**PROBLEM REQUIREMENTS:**
Copy out every line exactly, passing over the pictures.
* begin ENTRIES SUPPLIED *
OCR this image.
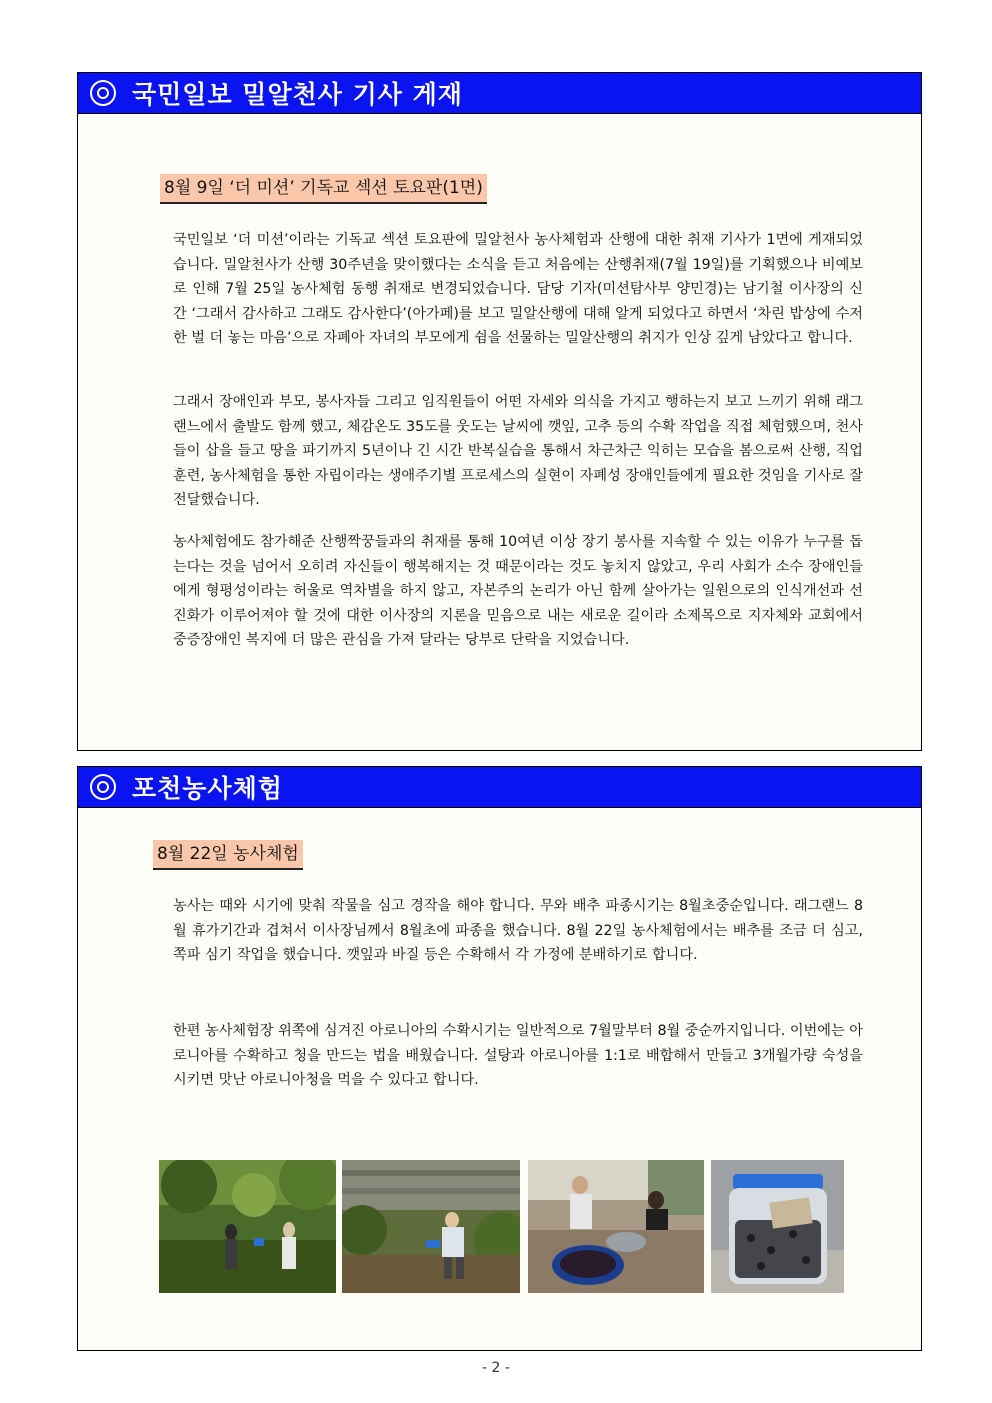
국민일보 밀알천사 기사 게재
8월 9일 ‘더 미션’ 기독교 섹션 토요판(1면)

국민일보 ‘더 미션’이라는 기독교 섹션 토요판에 밀알천사 농사체험과 산행에 대한 취재 기사가 1면에 게재되었습니다. 밀알천사가 산행 30주년을 맞이했다는 소식을 듣고 처음에는 산행취재(7월 19일)를 기획했으나 비예보로 인해 7월 25일 농사체험 동행 취재로 변경되었습니다. 담당 기자(미션탐사부 양민경)는 남기철 이사장의 신간 ‘그래서 감사하고 그래도 감사한다’(아가페)를 보고 밀알산행에 대해 알게 되었다고 하면서 ‘차린 밥상에 수저 한 벌 더 놓는 마음’으로 자폐아 자녀의 부모에게 쉼을 선물하는 밀알산행의 취지가 인상 깊게 남았다고 합니다.

그래서 장애인과 부모, 봉사자들 그리고 임직원들이 어떤 자세와 의식을 가지고 행하는지 보고 느끼기 위해 래그랜느에서 출발도 함께 했고, 체감온도 35도를 웃도는 날씨에 깻잎, 고추 등의 수확 작업을 직접 체험했으며, 천사들이 삽을 들고 땅을 파기까지 5년이나 긴 시간 반복실습을 통해서 차근차근 익히는 모습을 봄으로써 산행, 직업훈련, 농사체험을 통한 자립이라는 생애주기별 프로세스의 실현이 자폐성 장애인들에게 필요한 것임을 기사로 잘 전달했습니다.

농사체험에도 참가해준 산행짝꿍들과의 취재를 통해 10여년 이상 장기 봉사를 지속할 수 있는 이유가 누구를 돕는다는 것을 넘어서 오히려 자신들이 행복해지는 것 때문이라는 것도 놓치지 않았고, 우리 사회가 소수 장애인들에게 형평성이라는 허울로 역차별을 하지 않고, 자본주의 논리가 아닌 함께 살아가는 일원으로의 인식개선과 선진화가 이루어져야 할 것에 대한 이사장의 지론을 믿음으로 내는 새로운 길이라 소제목으로 지자체와 교회에서 중증장애인 복지에 더 많은 관심을 가져 달라는 당부로 단락을 지었습니다.

포천농사체험
8월 22일 농사체험

농사는 때와 시기에 맞춰 작물을 심고 경작을 해야 합니다. 무와 배추 파종시기는 8월초중순입니다. 래그랜느 8월 휴가기간과 겹쳐서 이사장님께서 8월초에 파종을 했습니다. 8월 22일 농사체험에서는 배추를 조금 더 심고, 쪽파 심기 작업을 했습니다. 깻잎과 바질 등은 수확해서 각 가정에 분배하기로 합니다.

한편 농사체험장 위쪽에 심겨진 아로니아의 수확시기는 일반적으로 7월말부터 8월 중순까지입니다. 이번에는 아로니아를 수확하고 청을 만드는 법을 배웠습니다. 설탕과 아로니아를 1:1로 배합해서 만들고 3개월가량 숙성을 시키면 맛난 아로니아청을 먹을 수 있다고 합니다.

- 2 -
* end ENTRIES SUPPLIED *
**WORKED ANSWER:**
OCR this image.
국민일보 밀알천사 기사 게재
8월 9일 ‘더 미션’ 기독교 섹션 토요판(1면)

국민일보 ‘더 미션’이라는 기독교 섹션 토요판에 밀알천사 농사체험과 산행에 대한 취재 기사가 1면에 게재되었습니다. 밀알천사가 산행 30주년을 맞이했다는 소식을 듣고 처음에는 산행취재(7월 19일)를 기획했으나 비예보로 인해 7월 25일 농사체험 동행 취재로 변경되었습니다. 담당 기자(미션탐사부 양민경)는 남기철 이사장의 신간 ‘그래서 감사하고 그래도 감사한다’(아가페)를 보고 밀알산행에 대해 알게 되었다고 하면서 ‘차린 밥상에 수저 한 벌 더 놓는 마음’으로 자폐아 자녀의 부모에게 쉼을 선물하는 밀알산행의 취지가 인상 깊게 남았다고 합니다.

그래서 장애인과 부모, 봉사자들 그리고 임직원들이 어떤 자세와 의식을 가지고 행하는지 보고 느끼기 위해 래그랜느에서 출발도 함께 했고, 체감온도 35도를 웃도는 날씨에 깻잎, 고추 등의 수확 작업을 직접 체험했으며, 천사들이 삽을 들고 땅을 파기까지 5년이나 긴 시간 반복실습을 통해서 차근차근 익히는 모습을 봄으로써 산행, 직업훈련, 농사체험을 통한 자립이라는 생애주기별 프로세스의 실현이 자폐성 장애인들에게 필요한 것임을 기사로 잘 전달했습니다.

농사체험에도 참가해준 산행짝꿍들과의 취재를 통해 10여년 이상 장기 봉사를 지속할 수 있는 이유가 누구를 돕는다는 것을 넘어서 오히려 자신들이 행복해지는 것 때문이라는 것도 놓치지 않았고, 우리 사회가 소수 장애인들에게 형평성이라는 허울로 역차별을 하지 않고, 자본주의 논리가 아닌 함께 살아가는 일원으로의 인식개선과 선진화가 이루어져야 할 것에 대한 이사장의 지론을 믿음으로 내는 새로운 길이라 소제목으로 지자체와 교회에서 중증장애인 복지에 더 많은 관심을 가져 달라는 당부로 단락을 지었습니다.

포천농사체험
8월 22일 농사체험

농사는 때와 시기에 맞춰 작물을 심고 경작을 해야 합니다. 무와 배추 파종시기는 8월초중순입니다. 래그랜느 8월 휴가기간과 겹쳐서 이사장님께서 8월초에 파종을 했습니다. 8월 22일 농사체험에서는 배추를 조금 더 심고, 쪽파 심기 작업을 했습니다. 깻잎과 바질 등은 수확해서 각 가정에 분배하기로 합니다.

한편 농사체험장 위쪽에 심겨진 아로니아의 수확시기는 일반적으로 7월말부터 8월 중순까지입니다. 이번에는 아로니아를 수확하고 청을 만드는 법을 배웠습니다. 설탕과 아로니아를 1:1로 배합해서 만들고 3개월가량 숙성을 시키면 맛난 아로니아청을 먹을 수 있다고 합니다.

- 2 -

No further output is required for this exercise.